▶ [EXERCISE TASK]: Go through the listing and return every line with "data" in it.

+++++

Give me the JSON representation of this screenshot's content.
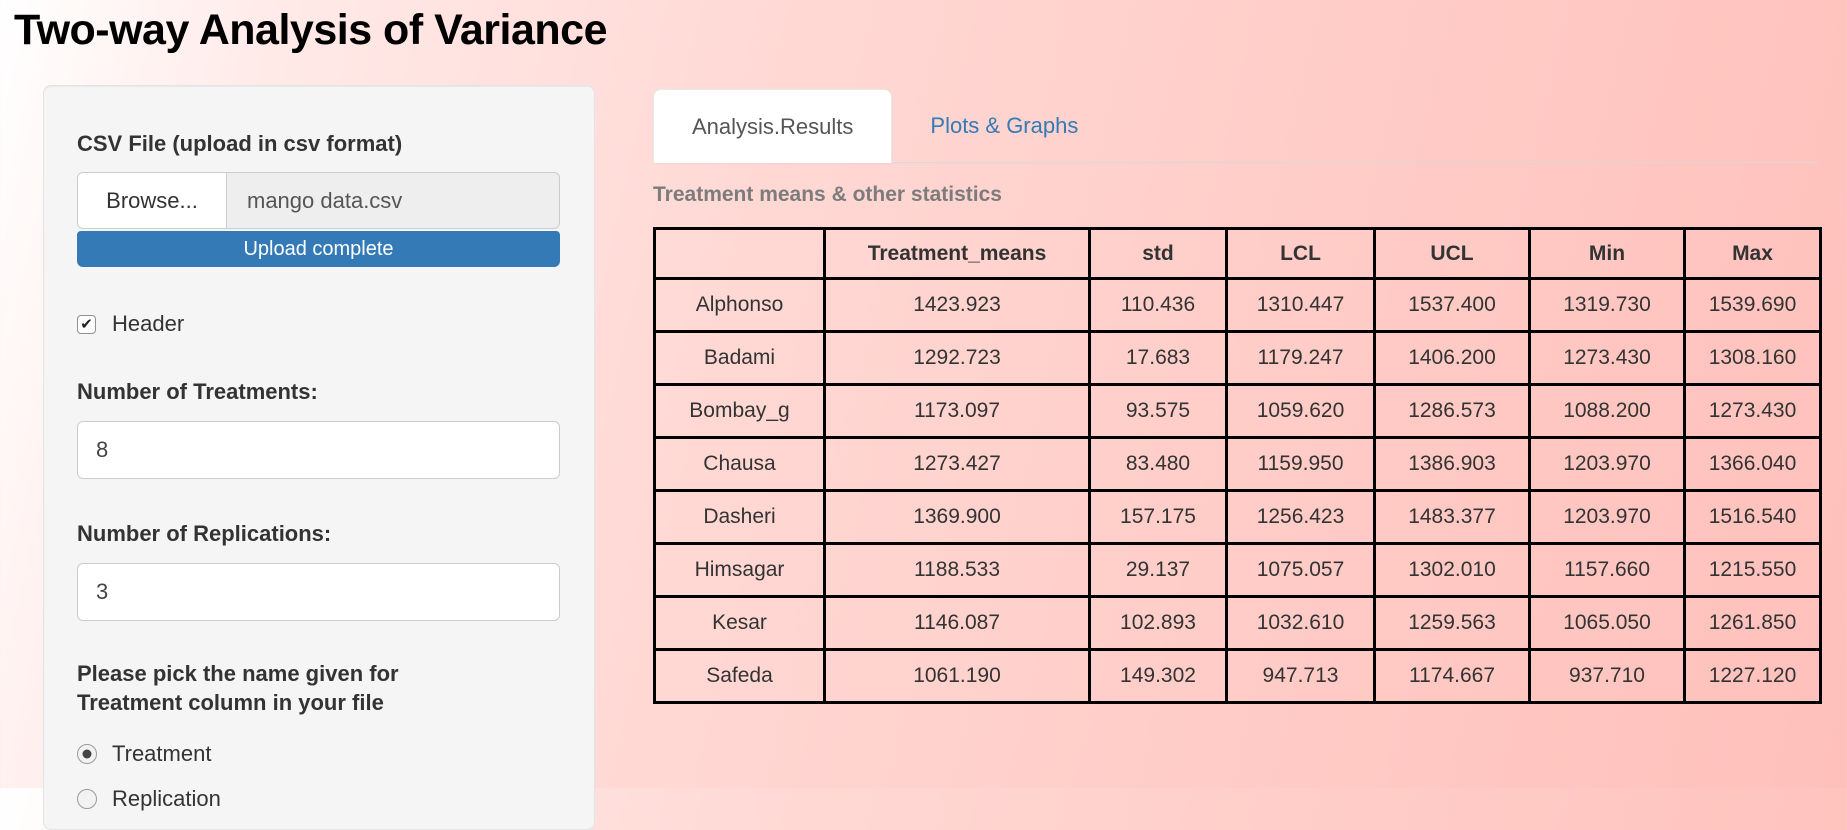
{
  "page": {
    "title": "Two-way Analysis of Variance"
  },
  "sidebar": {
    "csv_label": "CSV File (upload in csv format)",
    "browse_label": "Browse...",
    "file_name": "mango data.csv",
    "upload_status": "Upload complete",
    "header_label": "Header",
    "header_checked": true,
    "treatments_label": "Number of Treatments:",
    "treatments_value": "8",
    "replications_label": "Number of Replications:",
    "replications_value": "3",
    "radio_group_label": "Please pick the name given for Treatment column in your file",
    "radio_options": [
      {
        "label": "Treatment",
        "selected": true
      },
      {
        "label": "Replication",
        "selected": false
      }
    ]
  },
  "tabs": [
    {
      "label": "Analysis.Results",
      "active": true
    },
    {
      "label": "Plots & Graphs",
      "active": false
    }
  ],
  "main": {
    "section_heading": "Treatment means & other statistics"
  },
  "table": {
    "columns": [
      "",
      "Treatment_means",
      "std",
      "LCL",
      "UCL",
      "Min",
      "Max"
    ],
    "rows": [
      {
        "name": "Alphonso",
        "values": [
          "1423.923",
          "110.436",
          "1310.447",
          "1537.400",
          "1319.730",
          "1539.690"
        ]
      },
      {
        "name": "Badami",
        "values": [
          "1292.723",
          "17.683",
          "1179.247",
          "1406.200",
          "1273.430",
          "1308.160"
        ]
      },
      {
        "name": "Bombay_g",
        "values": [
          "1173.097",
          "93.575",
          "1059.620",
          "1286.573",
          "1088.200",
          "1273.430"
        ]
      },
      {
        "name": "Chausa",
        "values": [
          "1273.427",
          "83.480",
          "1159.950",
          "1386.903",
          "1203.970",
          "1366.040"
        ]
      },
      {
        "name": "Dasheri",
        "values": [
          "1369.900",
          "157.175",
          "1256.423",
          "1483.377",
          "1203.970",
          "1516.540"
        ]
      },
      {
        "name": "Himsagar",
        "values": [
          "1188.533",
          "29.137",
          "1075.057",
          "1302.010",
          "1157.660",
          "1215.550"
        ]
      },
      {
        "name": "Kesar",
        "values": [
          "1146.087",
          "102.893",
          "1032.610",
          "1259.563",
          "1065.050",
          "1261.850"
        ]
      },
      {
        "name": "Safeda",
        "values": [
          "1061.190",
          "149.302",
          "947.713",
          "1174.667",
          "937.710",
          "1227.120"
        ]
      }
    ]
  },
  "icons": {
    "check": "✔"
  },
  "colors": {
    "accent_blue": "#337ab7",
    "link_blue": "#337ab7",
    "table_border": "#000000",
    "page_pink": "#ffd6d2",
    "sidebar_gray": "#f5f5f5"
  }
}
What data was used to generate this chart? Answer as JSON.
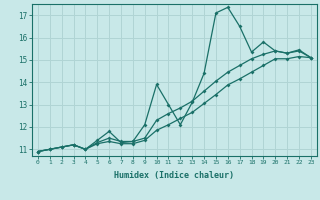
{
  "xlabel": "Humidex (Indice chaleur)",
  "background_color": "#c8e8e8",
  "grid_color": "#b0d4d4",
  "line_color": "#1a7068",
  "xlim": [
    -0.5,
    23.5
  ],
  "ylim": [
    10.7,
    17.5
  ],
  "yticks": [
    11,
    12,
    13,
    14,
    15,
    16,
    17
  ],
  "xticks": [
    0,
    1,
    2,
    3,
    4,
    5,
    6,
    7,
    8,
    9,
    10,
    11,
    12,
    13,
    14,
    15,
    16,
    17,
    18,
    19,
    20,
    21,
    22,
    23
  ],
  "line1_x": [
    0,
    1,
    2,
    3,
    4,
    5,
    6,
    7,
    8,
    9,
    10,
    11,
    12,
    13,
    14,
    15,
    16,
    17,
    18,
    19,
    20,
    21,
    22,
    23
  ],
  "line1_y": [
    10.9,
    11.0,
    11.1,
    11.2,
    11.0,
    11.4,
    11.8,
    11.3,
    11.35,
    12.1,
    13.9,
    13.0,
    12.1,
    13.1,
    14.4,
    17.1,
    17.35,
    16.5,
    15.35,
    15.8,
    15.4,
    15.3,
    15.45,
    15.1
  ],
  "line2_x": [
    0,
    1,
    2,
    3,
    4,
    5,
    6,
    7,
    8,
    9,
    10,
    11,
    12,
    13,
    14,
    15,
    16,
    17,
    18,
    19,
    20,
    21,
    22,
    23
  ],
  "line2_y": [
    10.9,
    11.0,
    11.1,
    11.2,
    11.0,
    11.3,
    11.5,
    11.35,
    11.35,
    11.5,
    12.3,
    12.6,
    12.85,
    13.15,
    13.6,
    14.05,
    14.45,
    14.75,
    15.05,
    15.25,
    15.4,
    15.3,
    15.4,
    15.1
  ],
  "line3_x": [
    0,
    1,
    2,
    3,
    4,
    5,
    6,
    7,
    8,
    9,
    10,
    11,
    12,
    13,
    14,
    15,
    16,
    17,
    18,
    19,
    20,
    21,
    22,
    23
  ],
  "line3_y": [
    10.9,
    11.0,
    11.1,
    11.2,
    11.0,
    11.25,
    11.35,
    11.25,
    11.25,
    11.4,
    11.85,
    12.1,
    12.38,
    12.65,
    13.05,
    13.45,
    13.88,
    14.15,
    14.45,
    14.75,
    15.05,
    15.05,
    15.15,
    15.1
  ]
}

+++++

▶ [EXERCISE SOLUTION]:
    "file_name": "mango data.csv",
What data was used to generate this chart? Answer as JSON.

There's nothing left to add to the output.